• [What to do] Which lines hold the word "name"? Copy each of them.

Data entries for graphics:
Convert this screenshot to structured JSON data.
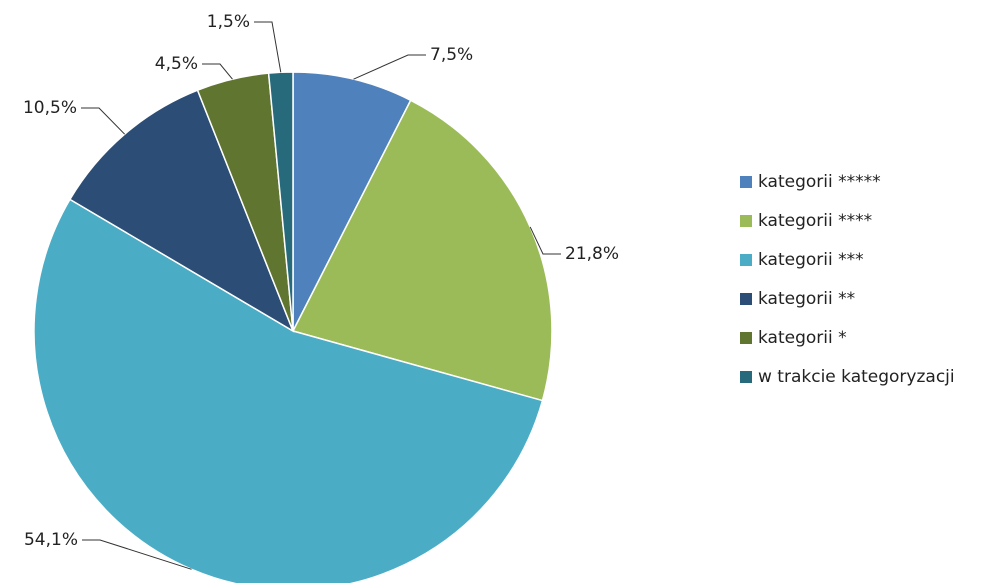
{
  "chart_data": {
    "type": "pie",
    "categories": [
      "kategorii *****",
      "kategorii ****",
      "kategorii ***",
      "kategorii **",
      "kategorii *",
      "w trakcie kategoryzacji"
    ],
    "values": [
      7.5,
      21.8,
      54.1,
      10.5,
      4.5,
      1.5
    ],
    "value_labels": [
      "7,5%",
      "21,8%",
      "54,1%",
      "10,5%",
      "4,5%",
      "1,5%"
    ],
    "colors": [
      "#4f81bd",
      "#9bbb59",
      "#4bacc6",
      "#2c4d75",
      "#5f7530",
      "#276a7c"
    ],
    "legend": "right"
  }
}
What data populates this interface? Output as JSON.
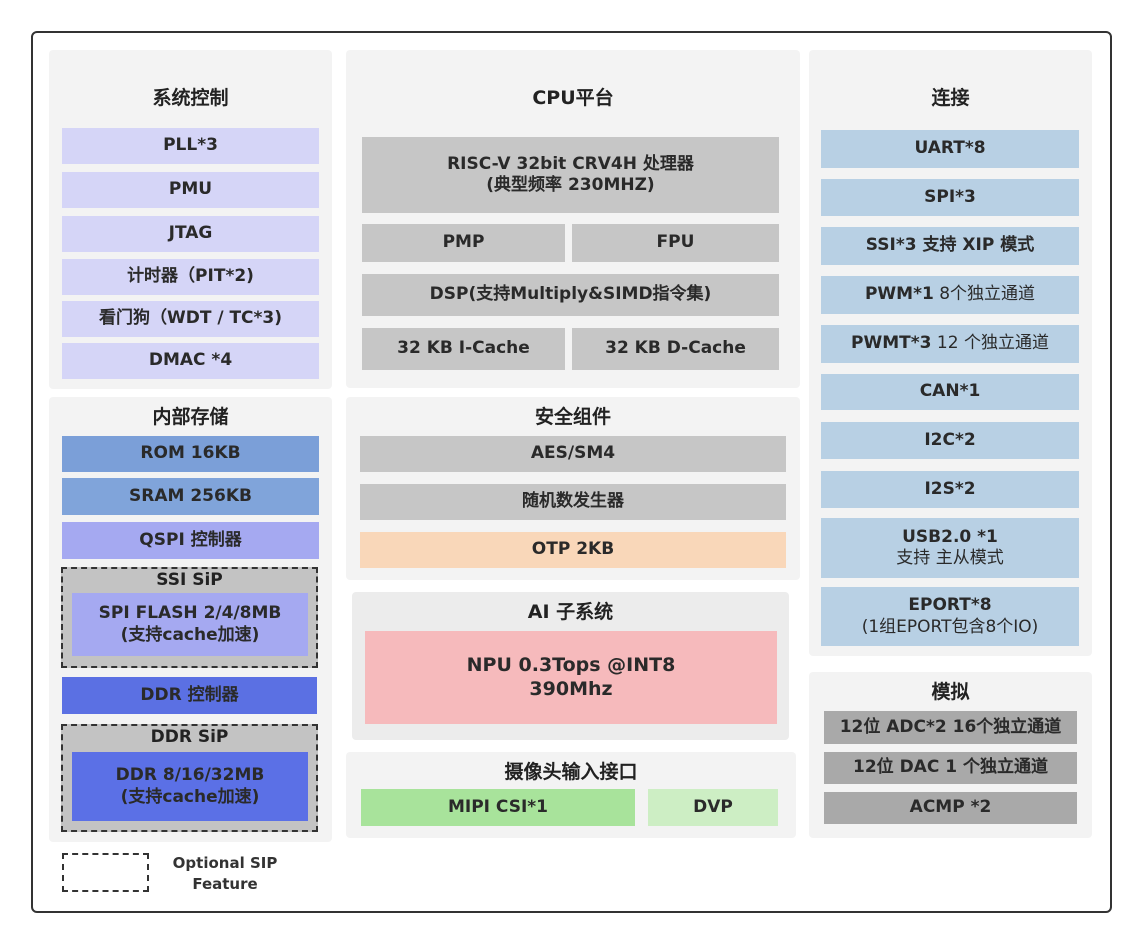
{
  "system_control": {
    "title": "系统控制",
    "items": [
      "PLL*3",
      "PMU",
      "JTAG",
      "计时器（PIT*2)",
      "看门狗（WDT / TC*3)",
      "DMAC *4"
    ]
  },
  "internal_storage": {
    "title": "内部存储",
    "rom": "ROM  16KB",
    "sram": "SRAM 256KB",
    "qspi": "QSPI 控制器",
    "ssi_sip": {
      "title": "SSI SiP",
      "line1": "SPI FLASH 2/4/8MB",
      "line2": "(支持cache加速)"
    },
    "ddr_ctrl": "DDR 控制器",
    "ddr_sip": {
      "title": "DDR SiP",
      "line1": "DDR 8/16/32MB",
      "line2": "(支持cache加速)"
    }
  },
  "legend": {
    "line1": "Optional SIP",
    "line2": "Feature"
  },
  "cpu": {
    "title": "CPU平台",
    "core_line1": "RISC-V 32bit  CRV4H 处理器",
    "core_line2": "(典型频率 230MHZ)",
    "pmp": "PMP",
    "fpu": "FPU",
    "dsp": "DSP(支持Multiply&SIMD指令集)",
    "icache": "32 KB I-Cache",
    "dcache": "32 KB D-Cache"
  },
  "security": {
    "title": "安全组件",
    "items": [
      "AES/SM4",
      "随机数发生器",
      "OTP 2KB"
    ]
  },
  "ai": {
    "title": "AI 子系统",
    "line1": "NPU 0.3Tops @INT8",
    "line2": "390Mhz"
  },
  "camera": {
    "title": "摄像头输入接口",
    "mipi": "MIPI CSI*1",
    "dvp": "DVP"
  },
  "connectivity": {
    "title": "连接",
    "uart": "UART*8",
    "spi": "SPI*3",
    "ssi": "SSI*3 支持 XIP 模式",
    "pwm_b": "PWM*1",
    "pwm_n": " 8个独立通道",
    "pwmt_b": "PWMT*3",
    "pwmt_n": " 12 个独立通道",
    "can": "CAN*1",
    "i2c": "I2C*2",
    "i2s": "I2S*2",
    "usb_line1": "USB2.0 *1",
    "usb_line2": "支持 主从模式",
    "eport_line1": "EPORT*8",
    "eport_line2": "(1组EPORT包含8个IO)"
  },
  "analog": {
    "title": "模拟",
    "items": [
      "12位 ADC*2 16个独立通道",
      "12位 DAC 1 个独立通道",
      "ACMP *2"
    ]
  },
  "colors": {
    "system": "#d5d5f7",
    "rom": "#7b9fd8",
    "qspi": "#a5a9f1",
    "ddr": "#5b70e3",
    "cpu_gray": "#c6c6c6",
    "otp": "#f9d7b9",
    "npu": "#f6babc",
    "mipi": "#a8e39b",
    "dvp": "#cdeec4",
    "connectivity": "#b8d0e4",
    "analog": "#a9a9a9"
  }
}
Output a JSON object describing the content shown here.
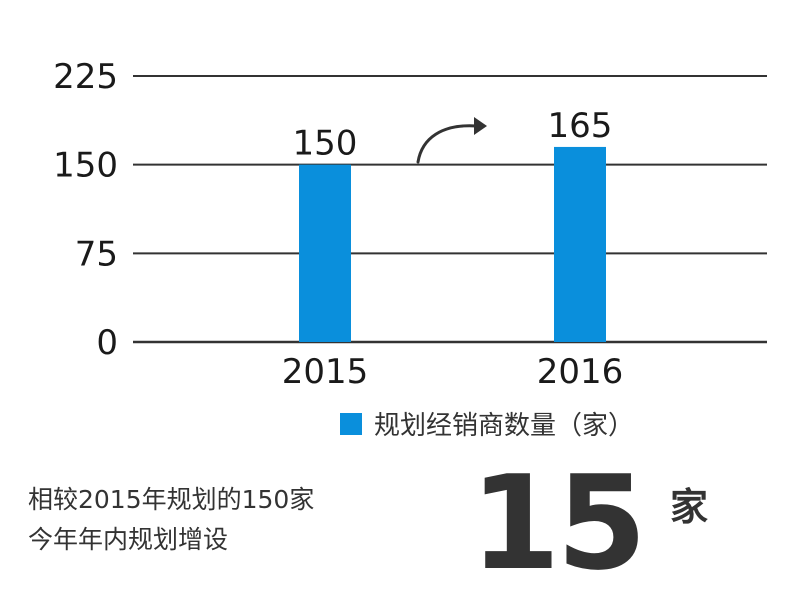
{
  "chart_data": {
    "type": "bar",
    "categories": [
      "2015",
      "2016"
    ],
    "series": [
      {
        "name": "规划经销商数量（家）",
        "values": [
          150,
          165
        ]
      }
    ],
    "ylim": [
      0,
      225
    ],
    "yticks": [
      0,
      75,
      150,
      225
    ],
    "grid": true,
    "legend": "bottom-right",
    "bar_color": "#0a8fdc"
  },
  "legend": {
    "label": "规划经销商数量（家）"
  },
  "annotation": {
    "line1": "相较2015年规划的150家",
    "line2": "今年年内规划增设",
    "number": "15",
    "unit": "家"
  }
}
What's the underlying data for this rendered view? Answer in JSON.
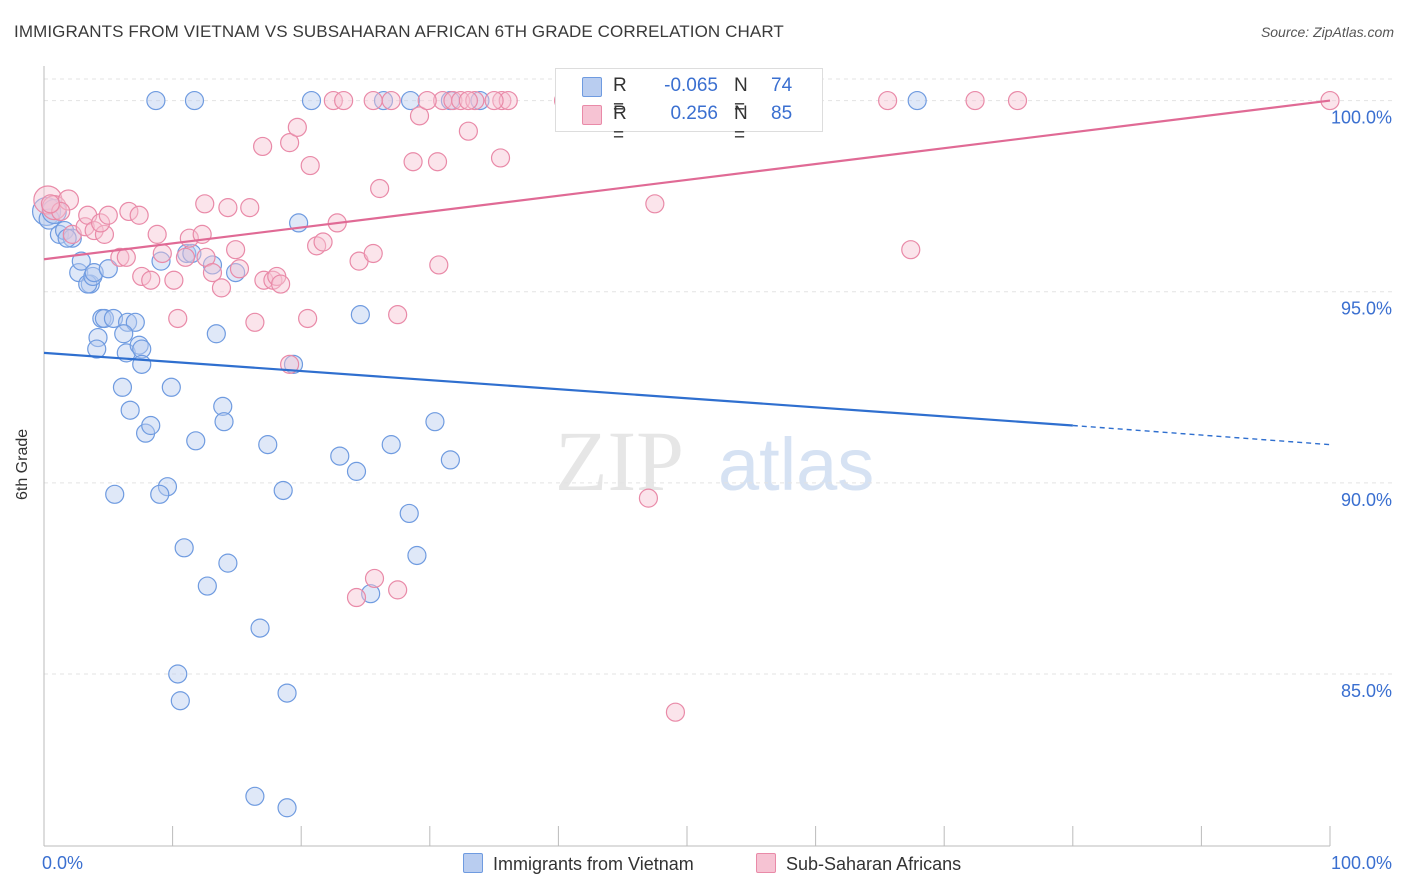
{
  "title": "IMMIGRANTS FROM VIETNAM VS SUBSAHARAN AFRICAN 6TH GRADE CORRELATION CHART",
  "source": "Source: ZipAtlas.com",
  "watermark": {
    "zip": "ZIP",
    "atlas": "atlas"
  },
  "legend": {
    "rows": [
      {
        "r_label": "R =",
        "r_value": "-0.065",
        "n_label": "N =",
        "n_value": "74"
      },
      {
        "r_label": "R =",
        "r_value": "0.256",
        "n_label": "N =",
        "n_value": "85"
      }
    ]
  },
  "bottom_legend": [
    "Immigrants from Vietnam",
    "Sub-Saharan Africans"
  ],
  "colors": {
    "blue": "#6f9be0",
    "blue_fill": "#b9cdf0",
    "blue_line": "#2f6fcf",
    "pink": "#e98aa8",
    "pink_fill": "#f6c3d3",
    "pink_line": "#e06a95",
    "axis_text": "#3a6fd0"
  },
  "chart_data": {
    "type": "scatter",
    "xlabel": "",
    "ylabel": "6th Grade",
    "xlim": [
      0,
      100
    ],
    "ylim": [
      80.5,
      100.8
    ],
    "x_tick_labels": [
      "0.0%",
      "100.0%"
    ],
    "y_ticks": [
      85,
      90,
      95,
      100
    ],
    "y_tick_labels": [
      "85.0%",
      "90.0%",
      "95.0%",
      "100.0%"
    ],
    "grid": true,
    "series": [
      {
        "name": "Immigrants from Vietnam",
        "color": "blue",
        "trend": {
          "x": [
            0,
            80
          ],
          "y": [
            93.4,
            91.5
          ],
          "dashed_to": [
            100,
            91.0
          ]
        },
        "points": [
          [
            0.2,
            97.1,
            14
          ],
          [
            0.4,
            96.9,
            10
          ],
          [
            0.8,
            97.1,
            12
          ],
          [
            1.2,
            96.5,
            9
          ],
          [
            1.6,
            96.6,
            9
          ],
          [
            2.2,
            96.4,
            9
          ],
          [
            1.8,
            96.4,
            9
          ],
          [
            2.7,
            95.5,
            9
          ],
          [
            2.9,
            95.8,
            9
          ],
          [
            3.6,
            95.2,
            9
          ],
          [
            3.4,
            95.2,
            9
          ],
          [
            3.8,
            95.4,
            9
          ],
          [
            3.9,
            95.5,
            9
          ],
          [
            4.5,
            94.3,
            9
          ],
          [
            5.0,
            95.6,
            9
          ],
          [
            4.7,
            94.3,
            9
          ],
          [
            5.4,
            94.3,
            9
          ],
          [
            4.2,
            93.8,
            9
          ],
          [
            4.1,
            93.5,
            9
          ],
          [
            6.5,
            94.2,
            9
          ],
          [
            7.1,
            94.2,
            9
          ],
          [
            6.4,
            93.4,
            9
          ],
          [
            6.2,
            93.9,
            9
          ],
          [
            7.4,
            93.6,
            9
          ],
          [
            7.6,
            93.5,
            9
          ],
          [
            7.6,
            93.1,
            9
          ],
          [
            6.1,
            92.5,
            9
          ],
          [
            6.7,
            91.9,
            9
          ],
          [
            7.9,
            91.3,
            9
          ],
          [
            8.3,
            91.5,
            9
          ],
          [
            9.9,
            92.5,
            9
          ],
          [
            11.1,
            96.0,
            9
          ],
          [
            9.1,
            95.8,
            9
          ],
          [
            13.1,
            95.7,
            9
          ],
          [
            14.9,
            95.5,
            9
          ],
          [
            11.5,
            96.0,
            9
          ],
          [
            13.4,
            93.9,
            9
          ],
          [
            13.9,
            92.0,
            9
          ],
          [
            14.0,
            91.6,
            9
          ],
          [
            11.8,
            91.1,
            9
          ],
          [
            17.4,
            91.0,
            9
          ],
          [
            19.4,
            93.1,
            9
          ],
          [
            18.6,
            89.8,
            9
          ],
          [
            9.6,
            89.9,
            9
          ],
          [
            9.0,
            89.7,
            9
          ],
          [
            5.5,
            89.7,
            9
          ],
          [
            10.9,
            88.3,
            9
          ],
          [
            14.3,
            87.9,
            9
          ],
          [
            12.7,
            87.3,
            9
          ],
          [
            16.8,
            86.2,
            9
          ],
          [
            10.4,
            85.0,
            9
          ],
          [
            10.6,
            84.3,
            9
          ],
          [
            18.9,
            84.5,
            9
          ],
          [
            16.4,
            81.8,
            9
          ],
          [
            18.9,
            81.5,
            9
          ],
          [
            19.8,
            96.8,
            9
          ],
          [
            23.0,
            90.7,
            9
          ],
          [
            24.3,
            90.3,
            9
          ],
          [
            24.6,
            94.4,
            9
          ],
          [
            27.0,
            91.0,
            9
          ],
          [
            28.4,
            89.2,
            9
          ],
          [
            29.0,
            88.1,
            9
          ],
          [
            25.4,
            87.1,
            9
          ],
          [
            30.4,
            91.6,
            9
          ],
          [
            31.6,
            90.6,
            9
          ],
          [
            8.7,
            100.0,
            9
          ],
          [
            11.7,
            100.0,
            9
          ],
          [
            20.8,
            100.0,
            9
          ],
          [
            26.4,
            100.0,
            9
          ],
          [
            28.5,
            100.0,
            9
          ],
          [
            31.6,
            100.0,
            9
          ],
          [
            33.9,
            100.0,
            9
          ],
          [
            42.0,
            100.0,
            9
          ],
          [
            67.9,
            100.0,
            9
          ]
        ]
      },
      {
        "name": "Sub-Saharan Africans",
        "color": "pink",
        "trend": {
          "x": [
            0,
            100
          ],
          "y": [
            95.85,
            100.0
          ]
        },
        "points": [
          [
            0.3,
            97.4,
            14
          ],
          [
            0.8,
            97.2,
            12
          ],
          [
            1.9,
            97.4,
            10
          ],
          [
            1.3,
            97.1,
            9
          ],
          [
            2.2,
            96.5,
            9
          ],
          [
            3.2,
            96.7,
            9
          ],
          [
            3.4,
            97.0,
            9
          ],
          [
            3.9,
            96.6,
            9
          ],
          [
            4.7,
            96.5,
            9
          ],
          [
            4.4,
            96.8,
            9
          ],
          [
            5.0,
            97.0,
            9
          ],
          [
            6.6,
            97.1,
            9
          ],
          [
            7.4,
            97.0,
            9
          ],
          [
            5.9,
            95.9,
            9
          ],
          [
            6.4,
            95.9,
            9
          ],
          [
            7.6,
            95.4,
            9
          ],
          [
            8.3,
            95.3,
            9
          ],
          [
            8.8,
            96.5,
            9
          ],
          [
            9.2,
            96.0,
            9
          ],
          [
            10.1,
            95.3,
            9
          ],
          [
            10.4,
            94.3,
            9
          ],
          [
            11.0,
            95.9,
            9
          ],
          [
            11.3,
            96.4,
            9
          ],
          [
            12.3,
            96.5,
            9
          ],
          [
            12.5,
            97.3,
            9
          ],
          [
            12.6,
            95.9,
            9
          ],
          [
            13.1,
            95.5,
            9
          ],
          [
            14.3,
            97.2,
            9
          ],
          [
            14.9,
            96.1,
            9
          ],
          [
            15.2,
            95.6,
            9
          ],
          [
            16.0,
            97.2,
            9
          ],
          [
            13.8,
            95.1,
            9
          ],
          [
            16.4,
            94.2,
            9
          ],
          [
            17.1,
            95.3,
            9
          ],
          [
            17.8,
            95.3,
            9
          ],
          [
            18.1,
            95.4,
            9
          ],
          [
            18.4,
            95.2,
            9
          ],
          [
            19.1,
            93.1,
            9
          ],
          [
            20.5,
            94.3,
            9
          ],
          [
            21.2,
            96.2,
            9
          ],
          [
            21.7,
            96.3,
            9
          ],
          [
            22.8,
            96.8,
            9
          ],
          [
            24.5,
            95.8,
            9
          ],
          [
            25.6,
            96.0,
            9
          ],
          [
            26.1,
            97.7,
            9
          ],
          [
            27.5,
            94.4,
            9
          ],
          [
            30.7,
            95.7,
            9
          ],
          [
            24.3,
            87.0,
            9
          ],
          [
            25.7,
            87.5,
            9
          ],
          [
            27.5,
            87.2,
            9
          ],
          [
            47.5,
            97.3,
            9
          ],
          [
            47.3,
            100.0,
            9
          ],
          [
            17.0,
            98.8,
            9
          ],
          [
            19.1,
            98.9,
            9
          ],
          [
            20.7,
            98.3,
            9
          ],
          [
            22.5,
            100.0,
            9
          ],
          [
            23.3,
            100.0,
            9
          ],
          [
            25.6,
            100.0,
            9
          ],
          [
            27.0,
            100.0,
            9
          ],
          [
            28.7,
            98.4,
            9
          ],
          [
            29.2,
            99.6,
            9
          ],
          [
            31.0,
            100.0,
            9
          ],
          [
            31.8,
            100.0,
            9
          ],
          [
            32.4,
            100.0,
            9
          ],
          [
            33.0,
            99.2,
            9
          ],
          [
            33.5,
            100.0,
            9
          ],
          [
            35.6,
            100.0,
            9
          ],
          [
            36.1,
            100.0,
            9
          ],
          [
            30.6,
            98.4,
            9
          ],
          [
            35.5,
            98.5,
            9
          ],
          [
            19.7,
            99.3,
            9
          ],
          [
            33.0,
            100.0,
            9
          ],
          [
            40.4,
            100.0,
            9
          ],
          [
            54.0,
            100.0,
            9
          ],
          [
            56.5,
            100.0,
            9
          ],
          [
            65.6,
            100.0,
            9
          ],
          [
            72.4,
            100.0,
            9
          ],
          [
            75.7,
            100.0,
            9
          ],
          [
            67.4,
            96.1,
            9
          ],
          [
            47.0,
            89.6,
            9
          ],
          [
            49.1,
            84.0,
            9
          ],
          [
            100.0,
            100.0,
            9
          ],
          [
            35.0,
            100.0,
            9
          ],
          [
            29.8,
            100.0,
            9
          ],
          [
            0.5,
            97.3,
            9
          ]
        ]
      }
    ]
  }
}
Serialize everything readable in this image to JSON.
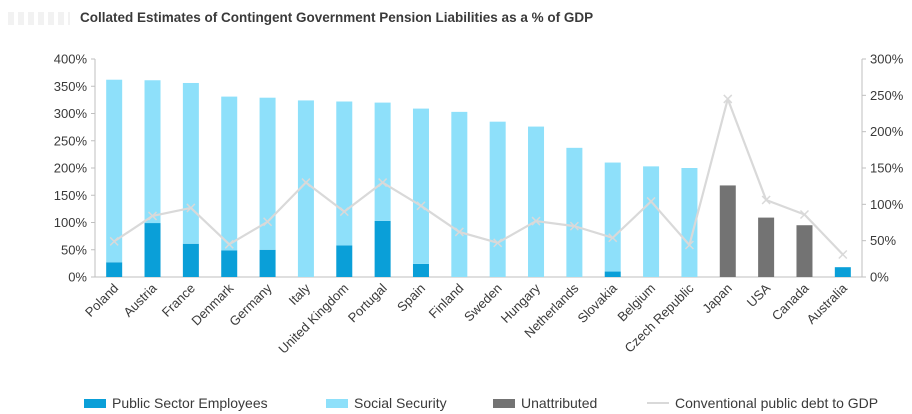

• [Problem solution]
        "name": "规划经销商数量（家）",
        "name": "Immigrants from Vietnam",
        "name": "Sub-Saharan Africans",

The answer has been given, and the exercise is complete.